- Required work: Set down the whole listing verbatim.

- Records for processing:
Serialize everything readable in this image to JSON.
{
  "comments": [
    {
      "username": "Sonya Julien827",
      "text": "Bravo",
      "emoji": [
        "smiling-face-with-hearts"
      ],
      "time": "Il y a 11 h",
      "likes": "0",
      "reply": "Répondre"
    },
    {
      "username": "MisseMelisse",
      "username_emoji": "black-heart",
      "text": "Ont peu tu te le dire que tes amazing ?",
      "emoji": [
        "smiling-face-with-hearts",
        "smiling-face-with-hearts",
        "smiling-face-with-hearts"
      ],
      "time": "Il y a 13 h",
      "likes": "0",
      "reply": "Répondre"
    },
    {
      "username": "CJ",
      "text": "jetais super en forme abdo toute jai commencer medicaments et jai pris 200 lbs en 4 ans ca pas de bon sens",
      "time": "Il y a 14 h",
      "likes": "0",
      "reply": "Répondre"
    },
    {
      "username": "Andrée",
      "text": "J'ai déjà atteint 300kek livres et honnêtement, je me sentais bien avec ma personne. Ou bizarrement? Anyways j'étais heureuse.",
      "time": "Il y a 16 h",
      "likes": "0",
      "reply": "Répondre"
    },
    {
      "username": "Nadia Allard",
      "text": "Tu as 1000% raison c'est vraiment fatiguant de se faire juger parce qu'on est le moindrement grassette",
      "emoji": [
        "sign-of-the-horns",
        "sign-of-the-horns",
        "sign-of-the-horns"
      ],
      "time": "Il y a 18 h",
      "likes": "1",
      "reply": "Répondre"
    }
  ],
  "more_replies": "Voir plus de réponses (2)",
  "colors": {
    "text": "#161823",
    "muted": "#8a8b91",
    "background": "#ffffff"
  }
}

- Response for this exercise:
Serialize everything readable in this image to JSON.
{
  "comments": [
    {
      "username": "Sonya Julien827",
      "text": "Bravo",
      "emoji": [
        "smiling-face-with-hearts"
      ],
      "time": "Il y a 11 h",
      "likes": "0",
      "reply": "Répondre"
    },
    {
      "username": "MisseMelisse",
      "username_emoji": "black-heart",
      "text": "Ont peu tu te le dire que tes amazing ?",
      "emoji": [
        "smiling-face-with-hearts",
        "smiling-face-with-hearts",
        "smiling-face-with-hearts"
      ],
      "time": "Il y a 13 h",
      "likes": "0",
      "reply": "Répondre"
    },
    {
      "username": "CJ",
      "text": "jetais super en forme abdo toute jai commencer medicaments et jai pris 200 lbs en 4 ans ca pas de bon sens",
      "time": "Il y a 14 h",
      "likes": "0",
      "reply": "Répondre"
    },
    {
      "username": "Andrée",
      "text": "J'ai déjà atteint 300kek livres et honnêtement, je me sentais bien avec ma personne. Ou bizarrement? Anyways j'étais heureuse.",
      "time": "Il y a 16 h",
      "likes": "0",
      "reply": "Répondre"
    },
    {
      "username": "Nadia Allard",
      "text": "Tu as 1000% raison c'est vraiment fatiguant de se faire juger parce qu'on est le moindrement grassette",
      "emoji": [
        "sign-of-the-horns",
        "sign-of-the-horns",
        "sign-of-the-horns"
      ],
      "time": "Il y a 18 h",
      "likes": "1",
      "reply": "Répondre"
    }
  ],
  "more_replies": "Voir plus de réponses (2)",
  "colors": {
    "text": "#161823",
    "muted": "#8a8b91",
    "background": "#ffffff"
  }
}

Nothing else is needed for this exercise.